* [Aim]
Restate all of the data exactly.

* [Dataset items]
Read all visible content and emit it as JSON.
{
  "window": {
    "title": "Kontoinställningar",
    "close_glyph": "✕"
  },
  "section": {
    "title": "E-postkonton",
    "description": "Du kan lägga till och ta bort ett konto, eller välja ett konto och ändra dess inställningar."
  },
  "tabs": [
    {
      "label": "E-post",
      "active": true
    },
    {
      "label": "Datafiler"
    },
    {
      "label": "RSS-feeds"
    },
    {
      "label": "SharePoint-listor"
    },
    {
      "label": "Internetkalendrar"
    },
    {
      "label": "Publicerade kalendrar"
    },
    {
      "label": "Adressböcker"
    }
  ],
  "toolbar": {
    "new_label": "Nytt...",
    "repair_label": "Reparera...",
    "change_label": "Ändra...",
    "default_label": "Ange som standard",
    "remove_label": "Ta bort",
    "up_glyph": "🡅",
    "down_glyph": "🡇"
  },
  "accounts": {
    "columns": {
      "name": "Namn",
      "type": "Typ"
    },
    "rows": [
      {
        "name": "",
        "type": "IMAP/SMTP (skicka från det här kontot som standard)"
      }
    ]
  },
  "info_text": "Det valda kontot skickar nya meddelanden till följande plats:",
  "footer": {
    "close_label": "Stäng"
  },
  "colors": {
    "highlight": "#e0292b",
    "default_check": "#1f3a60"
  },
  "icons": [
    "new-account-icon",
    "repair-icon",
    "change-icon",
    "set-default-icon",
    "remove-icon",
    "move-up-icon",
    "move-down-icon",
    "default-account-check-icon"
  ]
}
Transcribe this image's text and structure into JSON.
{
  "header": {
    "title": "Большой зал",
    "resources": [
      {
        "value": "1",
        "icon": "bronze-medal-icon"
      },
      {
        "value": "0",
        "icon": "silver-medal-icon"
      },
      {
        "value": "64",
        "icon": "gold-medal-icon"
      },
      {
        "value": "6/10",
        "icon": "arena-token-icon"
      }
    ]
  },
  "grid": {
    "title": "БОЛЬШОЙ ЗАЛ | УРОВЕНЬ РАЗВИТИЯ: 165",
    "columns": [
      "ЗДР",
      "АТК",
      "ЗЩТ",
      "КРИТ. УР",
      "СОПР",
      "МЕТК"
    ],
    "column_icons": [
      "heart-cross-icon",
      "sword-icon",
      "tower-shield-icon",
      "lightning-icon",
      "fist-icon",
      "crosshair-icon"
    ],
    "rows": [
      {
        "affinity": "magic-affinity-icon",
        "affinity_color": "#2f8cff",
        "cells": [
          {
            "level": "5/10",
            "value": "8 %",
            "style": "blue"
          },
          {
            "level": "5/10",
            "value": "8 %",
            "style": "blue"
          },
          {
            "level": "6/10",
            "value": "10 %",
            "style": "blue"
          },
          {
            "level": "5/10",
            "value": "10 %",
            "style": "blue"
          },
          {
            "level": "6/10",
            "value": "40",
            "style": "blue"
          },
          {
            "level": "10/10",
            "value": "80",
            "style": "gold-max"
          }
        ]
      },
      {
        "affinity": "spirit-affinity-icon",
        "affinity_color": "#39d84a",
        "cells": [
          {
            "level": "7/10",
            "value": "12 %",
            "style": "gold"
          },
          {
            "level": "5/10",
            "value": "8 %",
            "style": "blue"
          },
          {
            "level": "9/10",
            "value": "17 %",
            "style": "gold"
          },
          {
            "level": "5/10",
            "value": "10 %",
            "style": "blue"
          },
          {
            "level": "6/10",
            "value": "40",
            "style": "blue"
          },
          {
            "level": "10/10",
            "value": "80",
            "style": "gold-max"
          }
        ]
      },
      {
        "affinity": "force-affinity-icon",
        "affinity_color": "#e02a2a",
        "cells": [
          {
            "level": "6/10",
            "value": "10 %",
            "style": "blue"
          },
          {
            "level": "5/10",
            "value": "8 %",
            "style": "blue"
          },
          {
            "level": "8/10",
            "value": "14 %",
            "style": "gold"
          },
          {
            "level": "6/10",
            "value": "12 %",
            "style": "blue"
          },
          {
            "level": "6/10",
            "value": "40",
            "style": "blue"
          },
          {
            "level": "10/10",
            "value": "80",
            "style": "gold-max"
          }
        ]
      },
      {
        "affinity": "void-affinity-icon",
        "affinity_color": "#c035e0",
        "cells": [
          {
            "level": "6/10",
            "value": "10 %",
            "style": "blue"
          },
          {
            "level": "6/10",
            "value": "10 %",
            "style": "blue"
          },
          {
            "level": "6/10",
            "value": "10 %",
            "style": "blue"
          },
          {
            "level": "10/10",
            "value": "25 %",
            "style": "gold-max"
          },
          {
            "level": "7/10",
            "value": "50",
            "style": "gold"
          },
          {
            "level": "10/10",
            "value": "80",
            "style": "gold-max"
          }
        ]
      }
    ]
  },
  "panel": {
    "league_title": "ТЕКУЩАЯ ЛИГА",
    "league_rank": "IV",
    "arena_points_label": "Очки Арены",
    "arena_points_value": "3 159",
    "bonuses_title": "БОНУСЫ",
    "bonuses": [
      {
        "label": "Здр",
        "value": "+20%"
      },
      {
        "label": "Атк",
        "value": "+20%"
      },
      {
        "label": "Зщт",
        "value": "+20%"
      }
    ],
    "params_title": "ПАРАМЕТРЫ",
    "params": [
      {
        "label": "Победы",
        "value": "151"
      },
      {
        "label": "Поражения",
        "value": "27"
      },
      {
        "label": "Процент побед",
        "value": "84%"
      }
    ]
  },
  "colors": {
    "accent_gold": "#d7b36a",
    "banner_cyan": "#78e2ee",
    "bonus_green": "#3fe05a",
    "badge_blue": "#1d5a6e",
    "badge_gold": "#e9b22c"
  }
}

* [Correct output]
Read all visible content and emit it as JSON.
{
  "window": {
    "title": "Kontoinställningar",
    "close_glyph": "✕"
  },
  "section": {
    "title": "E-postkonton",
    "description": "Du kan lägga till och ta bort ett konto, eller välja ett konto och ändra dess inställningar."
  },
  "tabs": [
    {
      "label": "E-post",
      "active": true
    },
    {
      "label": "Datafiler"
    },
    {
      "label": "RSS-feeds"
    },
    {
      "label": "SharePoint-listor"
    },
    {
      "label": "Internetkalendrar"
    },
    {
      "label": "Publicerade kalendrar"
    },
    {
      "label": "Adressböcker"
    }
  ],
  "toolbar": {
    "new_label": "Nytt...",
    "repair_label": "Reparera...",
    "change_label": "Ändra...",
    "default_label": "Ange som standard",
    "remove_label": "Ta bort",
    "up_glyph": "🡅",
    "down_glyph": "🡇"
  },
  "accounts": {
    "columns": {
      "name": "Namn",
      "type": "Typ"
    },
    "rows": [
      {
        "name": "",
        "type": "IMAP/SMTP (skicka från det här kontot som standard)"
      }
    ]
  },
  "info_text": "Det valda kontot skickar nya meddelanden till följande plats:",
  "footer": {
    "close_label": "Stäng"
  },
  "colors": {
    "highlight": "#e0292b",
    "default_check": "#1f3a60"
  },
  "icons": [
    "new-account-icon",
    "repair-icon",
    "change-icon",
    "set-default-icon",
    "remove-icon",
    "move-up-icon",
    "move-down-icon",
    "default-account-check-icon"
  ]
}
Transcribe this image's text and structure into JSON.
{
  "header": {
    "title": "Большой зал",
    "resources": [
      {
        "value": "1",
        "icon": "bronze-medal-icon"
      },
      {
        "value": "0",
        "icon": "silver-medal-icon"
      },
      {
        "value": "64",
        "icon": "gold-medal-icon"
      },
      {
        "value": "6/10",
        "icon": "arena-token-icon"
      }
    ]
  },
  "grid": {
    "title": "БОЛЬШОЙ ЗАЛ | УРОВЕНЬ РАЗВИТИЯ: 165",
    "columns": [
      "ЗДР",
      "АТК",
      "ЗЩТ",
      "КРИТ. УР",
      "СОПР",
      "МЕТК"
    ],
    "column_icons": [
      "heart-cross-icon",
      "sword-icon",
      "tower-shield-icon",
      "lightning-icon",
      "fist-icon",
      "crosshair-icon"
    ],
    "rows": [
      {
        "affinity": "magic-affinity-icon",
        "affinity_color": "#2f8cff",
        "cells": [
          {
            "level": "5/10",
            "value": "8 %",
            "style": "blue"
          },
          {
            "level": "5/10",
            "value": "8 %",
            "style": "blue"
          },
          {
            "level": "6/10",
            "value": "10 %",
            "style": "blue"
          },
          {
            "level": "5/10",
            "value": "10 %",
            "style": "blue"
          },
          {
            "level": "6/10",
            "value": "40",
            "style": "blue"
          },
          {
            "level": "10/10",
            "value": "80",
            "style": "gold-max"
          }
        ]
      },
      {
        "affinity": "spirit-affinity-icon",
        "affinity_color": "#39d84a",
        "cells": [
          {
            "level": "7/10",
            "value": "12 %",
            "style": "gold"
          },
          {
            "level": "5/10",
            "value": "8 %",
            "style": "blue"
          },
          {
            "level": "9/10",
            "value": "17 %",
            "style": "gold"
          },
          {
            "level": "5/10",
            "value": "10 %",
            "style": "blue"
          },
          {
            "level": "6/10",
            "value": "40",
            "style": "blue"
          },
          {
            "level": "10/10",
            "value": "80",
            "style": "gold-max"
          }
        ]
      },
      {
        "affinity": "force-affinity-icon",
        "affinity_color": "#e02a2a",
        "cells": [
          {
            "level": "6/10",
            "value": "10 %",
            "style": "blue"
          },
          {
            "level": "5/10",
            "value": "8 %",
            "style": "blue"
          },
          {
            "level": "8/10",
            "value": "14 %",
            "style": "gold"
          },
          {
            "level": "6/10",
            "value": "12 %",
            "style": "blue"
          },
          {
            "level": "6/10",
            "value": "40",
            "style": "blue"
          },
          {
            "level": "10/10",
            "value": "80",
            "style": "gold-max"
          }
        ]
      },
      {
        "affinity": "void-affinity-icon",
        "affinity_color": "#c035e0",
        "cells": [
          {
            "level": "6/10",
            "value": "10 %",
            "style": "blue"
          },
          {
            "level": "6/10",
            "value": "10 %",
            "style": "blue"
          },
          {
            "level": "6/10",
            "value": "10 %",
            "style": "blue"
          },
          {
            "level": "10/10",
            "value": "25 %",
            "style": "gold-max"
          },
          {
            "level": "7/10",
            "value": "50",
            "style": "gold"
          },
          {
            "level": "10/10",
            "value": "80",
            "style": "gold-max"
          }
        ]
      }
    ]
  },
  "panel": {
    "league_title": "ТЕКУЩАЯ ЛИГА",
    "league_rank": "IV",
    "arena_points_label": "Очки Арены",
    "arena_points_value": "3 159",
    "bonuses_title": "БОНУСЫ",
    "bonuses": [
      {
        "label": "Здр",
        "value": "+20%"
      },
      {
        "label": "Атк",
        "value": "+20%"
      },
      {
        "label": "Зщт",
        "value": "+20%"
      }
    ],
    "params_title": "ПАРАМЕТРЫ",
    "params": [
      {
        "label": "Победы",
        "value": "151"
      },
      {
        "label": "Поражения",
        "value": "27"
      },
      {
        "label": "Процент побед",
        "value": "84%"
      }
    ]
  },
  "colors": {
    "accent_gold": "#d7b36a",
    "banner_cyan": "#78e2ee",
    "bonus_green": "#3fe05a",
    "badge_blue": "#1d5a6e",
    "badge_gold": "#e9b22c"
  }
}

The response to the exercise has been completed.